WORKING DATA:
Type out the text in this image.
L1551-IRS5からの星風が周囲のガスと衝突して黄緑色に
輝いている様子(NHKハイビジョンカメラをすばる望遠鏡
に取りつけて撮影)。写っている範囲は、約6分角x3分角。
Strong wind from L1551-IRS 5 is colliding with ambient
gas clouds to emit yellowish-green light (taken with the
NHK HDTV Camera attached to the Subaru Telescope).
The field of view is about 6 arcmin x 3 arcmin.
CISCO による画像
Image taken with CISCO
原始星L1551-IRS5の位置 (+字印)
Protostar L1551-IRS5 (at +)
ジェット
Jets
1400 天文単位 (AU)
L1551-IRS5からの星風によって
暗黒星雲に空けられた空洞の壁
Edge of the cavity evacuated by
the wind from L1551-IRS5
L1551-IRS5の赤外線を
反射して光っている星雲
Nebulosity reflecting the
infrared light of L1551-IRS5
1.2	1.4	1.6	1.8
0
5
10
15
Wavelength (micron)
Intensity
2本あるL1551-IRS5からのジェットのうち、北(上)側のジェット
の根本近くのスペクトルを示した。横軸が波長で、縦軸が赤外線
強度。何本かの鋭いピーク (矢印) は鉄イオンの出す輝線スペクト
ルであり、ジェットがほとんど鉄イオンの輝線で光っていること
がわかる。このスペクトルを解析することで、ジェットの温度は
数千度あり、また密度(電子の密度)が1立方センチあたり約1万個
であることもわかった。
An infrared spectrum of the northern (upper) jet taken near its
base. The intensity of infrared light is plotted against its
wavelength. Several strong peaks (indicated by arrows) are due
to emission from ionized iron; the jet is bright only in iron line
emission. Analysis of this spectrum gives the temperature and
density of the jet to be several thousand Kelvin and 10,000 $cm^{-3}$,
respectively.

PROBLEM TO SOLVE: All of the data needs to be printed once more, exactly.

TASK ANSWER:
Type out the text in this image.
L1551-IRS5からの星風が周囲のガスと衝突して黄緑色に
輝いている様子(NHKハイビジョンカメラをすばる望遠鏡
に取りつけて撮影)。写っている範囲は、約6分角x3分角。
Strong wind from L1551-IRS 5 is colliding with ambient
gas clouds to emit yellowish-green light (taken with the
NHK HDTV Camera attached to the Subaru Telescope).
The field of view is about 6 arcmin x 3 arcmin.
CISCO による画像
Image taken with CISCO
原始星L1551-IRS5の位置 (+字印)
Protostar L1551-IRS5 (at +)
ジェット
Jets
1400 天文単位 (AU)
L1551-IRS5からの星風によって
暗黒星雲に空けられた空洞の壁
Edge of the cavity evacuated by
the wind from L1551-IRS5
L1551-IRS5の赤外線を
反射して光っている星雲
Nebulosity reflecting the
infrared light of L1551-IRS5
1.2	1.4	1.6	1.8
0
5
10
15
Wavelength (micron)
Intensity
2本あるL1551-IRS5からのジェットのうち、北(上)側のジェット
の根本近くのスペクトルを示した。横軸が波長で、縦軸が赤外線
強度。何本かの鋭いピーク (矢印) は鉄イオンの出す輝線スペクト
ルであり、ジェットがほとんど鉄イオンの輝線で光っていること
がわかる。このスペクトルを解析することで、ジェットの温度は
数千度あり、また密度(電子の密度)が1立方センチあたり約1万個
であることもわかった。
An infrared spectrum of the northern (upper) jet taken near its
base. The intensity of infrared light is plotted against its
wavelength. Several strong peaks (indicated by arrows) are due
to emission from ionized iron; the jet is bright only in iron line
emission. Analysis of this spectrum gives the temperature and
density of the jet to be several thousand Kelvin and 10,000 $cm^{-3}$,
respectively.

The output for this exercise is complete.